TASK PROMPT:
Reproduce each record below exactly as written.

** START **

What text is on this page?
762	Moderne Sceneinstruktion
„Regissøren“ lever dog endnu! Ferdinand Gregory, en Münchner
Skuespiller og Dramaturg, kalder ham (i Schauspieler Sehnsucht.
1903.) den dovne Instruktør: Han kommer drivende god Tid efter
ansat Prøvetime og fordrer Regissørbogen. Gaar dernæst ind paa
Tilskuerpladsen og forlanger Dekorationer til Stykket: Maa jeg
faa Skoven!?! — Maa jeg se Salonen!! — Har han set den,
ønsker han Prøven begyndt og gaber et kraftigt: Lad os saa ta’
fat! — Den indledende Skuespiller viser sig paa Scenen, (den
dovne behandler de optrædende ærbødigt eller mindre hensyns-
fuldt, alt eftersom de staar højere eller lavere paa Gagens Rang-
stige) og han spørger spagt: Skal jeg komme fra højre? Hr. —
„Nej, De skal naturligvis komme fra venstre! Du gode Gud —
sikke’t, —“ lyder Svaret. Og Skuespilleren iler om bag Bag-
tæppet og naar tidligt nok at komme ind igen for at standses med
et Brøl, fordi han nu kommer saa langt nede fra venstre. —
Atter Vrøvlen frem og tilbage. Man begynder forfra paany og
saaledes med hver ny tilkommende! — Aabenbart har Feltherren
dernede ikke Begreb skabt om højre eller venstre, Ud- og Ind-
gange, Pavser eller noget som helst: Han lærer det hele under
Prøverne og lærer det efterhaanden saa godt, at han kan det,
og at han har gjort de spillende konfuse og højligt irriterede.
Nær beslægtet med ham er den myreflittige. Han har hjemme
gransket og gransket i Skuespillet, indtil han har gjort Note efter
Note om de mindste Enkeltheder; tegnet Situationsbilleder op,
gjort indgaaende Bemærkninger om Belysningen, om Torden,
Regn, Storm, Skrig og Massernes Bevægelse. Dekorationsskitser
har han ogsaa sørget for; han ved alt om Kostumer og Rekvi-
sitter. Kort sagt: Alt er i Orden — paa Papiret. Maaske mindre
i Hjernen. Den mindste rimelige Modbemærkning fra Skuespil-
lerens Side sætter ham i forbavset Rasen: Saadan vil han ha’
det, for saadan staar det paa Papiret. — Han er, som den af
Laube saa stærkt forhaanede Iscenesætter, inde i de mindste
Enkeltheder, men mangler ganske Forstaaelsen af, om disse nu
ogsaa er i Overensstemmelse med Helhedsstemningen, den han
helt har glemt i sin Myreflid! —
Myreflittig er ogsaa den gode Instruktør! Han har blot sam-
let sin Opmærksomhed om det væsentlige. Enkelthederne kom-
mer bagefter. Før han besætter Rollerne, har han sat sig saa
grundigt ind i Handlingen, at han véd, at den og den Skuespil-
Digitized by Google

** END **

SOLUTION FOR THIS EXERCISE:
What text is on this page?
762	Moderne Sceneinstruktion
„Regissøren“ lever dog endnu! Ferdinand Gregory, en Münchner
Skuespiller og Dramaturg, kalder ham (i Schauspieler Sehnsucht.
1903.) den dovne Instruktør: Han kommer drivende god Tid efter
ansat Prøvetime og fordrer Regissørbogen. Gaar dernæst ind paa
Tilskuerpladsen og forlanger Dekorationer til Stykket: Maa jeg
faa Skoven!?! — Maa jeg se Salonen!! — Har han set den,
ønsker han Prøven begyndt og gaber et kraftigt: Lad os saa ta’
fat! — Den indledende Skuespiller viser sig paa Scenen, (den
dovne behandler de optrædende ærbødigt eller mindre hensyns-
fuldt, alt eftersom de staar højere eller lavere paa Gagens Rang-
stige) og han spørger spagt: Skal jeg komme fra højre? Hr. —
„Nej, De skal naturligvis komme fra venstre! Du gode Gud —
sikke’t, —“ lyder Svaret. Og Skuespilleren iler om bag Bag-
tæppet og naar tidligt nok at komme ind igen for at standses med
et Brøl, fordi han nu kommer saa langt nede fra venstre. —
Atter Vrøvlen frem og tilbage. Man begynder forfra paany og
saaledes med hver ny tilkommende! — Aabenbart har Feltherren
dernede ikke Begreb skabt om højre eller venstre, Ud- og Ind-
gange, Pavser eller noget som helst: Han lærer det hele under
Prøverne og lærer det efterhaanden saa godt, at han kan det,
og at han har gjort de spillende konfuse og højligt irriterede.
Nær beslægtet med ham er den myreflittige. Han har hjemme
gransket og gransket i Skuespillet, indtil han har gjort Note efter
Note om de mindste Enkeltheder; tegnet Situationsbilleder op,
gjort indgaaende Bemærkninger om Belysningen, om Torden,
Regn, Storm, Skrig og Massernes Bevægelse. Dekorationsskitser
har han ogsaa sørget for; han ved alt om Kostumer og Rekvi-
sitter. Kort sagt: Alt er i Orden — paa Papiret. Maaske mindre
i Hjernen. Den mindste rimelige Modbemærkning fra Skuespil-
lerens Side sætter ham i forbavset Rasen: Saadan vil han ha’
det, for saadan staar det paa Papiret. — Han er, som den af
Laube saa stærkt forhaanede Iscenesætter, inde i de mindste
Enkeltheder, men mangler ganske Forstaaelsen af, om disse nu
ogsaa er i Overensstemmelse med Helhedsstemningen, den han
helt har glemt i sin Myreflid! —
Myreflittig er ogsaa den gode Instruktør! Han har blot sam-
let sin Opmærksomhed om det væsentlige. Enkelthederne kom-
mer bagefter. Før han besætter Rollerne, har han sat sig saa
grundigt ind i Handlingen, at han véd, at den og den Skuespil-
Digitized by Google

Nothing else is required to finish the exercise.